▶ _Exercise brief_
Reproduce all of the material exactly as shown.

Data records
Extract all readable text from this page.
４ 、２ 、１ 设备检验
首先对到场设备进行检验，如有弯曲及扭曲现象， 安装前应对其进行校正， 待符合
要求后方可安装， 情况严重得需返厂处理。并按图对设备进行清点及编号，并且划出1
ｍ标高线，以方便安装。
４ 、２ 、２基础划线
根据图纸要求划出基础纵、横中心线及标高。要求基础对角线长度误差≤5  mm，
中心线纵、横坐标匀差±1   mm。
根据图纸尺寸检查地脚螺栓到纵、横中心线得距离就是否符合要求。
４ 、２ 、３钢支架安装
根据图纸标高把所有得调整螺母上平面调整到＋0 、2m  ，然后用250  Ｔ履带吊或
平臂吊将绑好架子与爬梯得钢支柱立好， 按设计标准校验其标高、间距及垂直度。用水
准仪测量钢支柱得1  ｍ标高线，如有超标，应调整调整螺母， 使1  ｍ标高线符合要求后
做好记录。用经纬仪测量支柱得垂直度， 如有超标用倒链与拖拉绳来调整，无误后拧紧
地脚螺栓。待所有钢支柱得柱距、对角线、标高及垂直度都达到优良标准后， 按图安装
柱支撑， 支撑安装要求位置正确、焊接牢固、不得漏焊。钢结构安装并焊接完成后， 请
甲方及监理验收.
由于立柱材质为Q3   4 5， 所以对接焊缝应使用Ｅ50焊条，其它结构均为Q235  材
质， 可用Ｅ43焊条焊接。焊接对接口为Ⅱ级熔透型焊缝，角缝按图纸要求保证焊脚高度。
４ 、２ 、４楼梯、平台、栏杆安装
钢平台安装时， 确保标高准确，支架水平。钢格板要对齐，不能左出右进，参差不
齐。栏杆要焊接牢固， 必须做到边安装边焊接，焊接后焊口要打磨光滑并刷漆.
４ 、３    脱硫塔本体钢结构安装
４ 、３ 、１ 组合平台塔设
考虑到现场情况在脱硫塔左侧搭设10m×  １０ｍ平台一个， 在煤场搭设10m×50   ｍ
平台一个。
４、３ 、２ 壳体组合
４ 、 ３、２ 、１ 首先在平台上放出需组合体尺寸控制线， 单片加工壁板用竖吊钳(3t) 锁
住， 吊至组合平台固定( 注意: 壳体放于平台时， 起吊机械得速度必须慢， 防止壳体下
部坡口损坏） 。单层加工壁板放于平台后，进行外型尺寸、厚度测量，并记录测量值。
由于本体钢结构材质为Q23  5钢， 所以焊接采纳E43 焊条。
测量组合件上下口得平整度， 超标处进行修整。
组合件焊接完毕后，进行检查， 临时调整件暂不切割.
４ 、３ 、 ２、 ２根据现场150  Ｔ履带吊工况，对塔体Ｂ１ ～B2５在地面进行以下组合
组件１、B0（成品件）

▶ _Exercise output_
Extract all readable text from this page.
４ 、２ 、１ 设备检验
首先对到场设备进行检验，如有弯曲及扭曲现象， 安装前应对其进行校正， 待符合
要求后方可安装， 情况严重得需返厂处理。并按图对设备进行清点及编号，并且划出1
ｍ标高线，以方便安装。
４ 、２ 、２基础划线
根据图纸要求划出基础纵、横中心线及标高。要求基础对角线长度误差≤5  mm，
中心线纵、横坐标匀差±1   mm。
根据图纸尺寸检查地脚螺栓到纵、横中心线得距离就是否符合要求。
４ 、２ 、３钢支架安装
根据图纸标高把所有得调整螺母上平面调整到＋0 、2m  ，然后用250  Ｔ履带吊或
平臂吊将绑好架子与爬梯得钢支柱立好， 按设计标准校验其标高、间距及垂直度。用水
准仪测量钢支柱得1  ｍ标高线，如有超标，应调整调整螺母， 使1  ｍ标高线符合要求后
做好记录。用经纬仪测量支柱得垂直度， 如有超标用倒链与拖拉绳来调整，无误后拧紧
地脚螺栓。待所有钢支柱得柱距、对角线、标高及垂直度都达到优良标准后， 按图安装
柱支撑， 支撑安装要求位置正确、焊接牢固、不得漏焊。钢结构安装并焊接完成后， 请
甲方及监理验收.
由于立柱材质为Q3   4 5， 所以对接焊缝应使用Ｅ50焊条，其它结构均为Q235  材
质， 可用Ｅ43焊条焊接。焊接对接口为Ⅱ级熔透型焊缝，角缝按图纸要求保证焊脚高度。
４ 、２ 、４楼梯、平台、栏杆安装
钢平台安装时， 确保标高准确，支架水平。钢格板要对齐，不能左出右进，参差不
齐。栏杆要焊接牢固， 必须做到边安装边焊接，焊接后焊口要打磨光滑并刷漆.
４ 、３    脱硫塔本体钢结构安装
４ 、３ 、１ 组合平台塔设
考虑到现场情况在脱硫塔左侧搭设10m×  １０ｍ平台一个， 在煤场搭设10m×50   ｍ
平台一个。
４、３ 、２ 壳体组合
４ 、 ３、２ 、１ 首先在平台上放出需组合体尺寸控制线， 单片加工壁板用竖吊钳(3t) 锁
住， 吊至组合平台固定( 注意: 壳体放于平台时， 起吊机械得速度必须慢， 防止壳体下
部坡口损坏） 。单层加工壁板放于平台后，进行外型尺寸、厚度测量，并记录测量值。
由于本体钢结构材质为Q23  5钢， 所以焊接采纳E43 焊条。
测量组合件上下口得平整度， 超标处进行修整。
组合件焊接完毕后，进行检查， 临时调整件暂不切割.
４ 、３ 、 ２、 ２根据现场150  Ｔ履带吊工况，对塔体Ｂ１ ～B2５在地面进行以下组合
组件１、B0（成品件）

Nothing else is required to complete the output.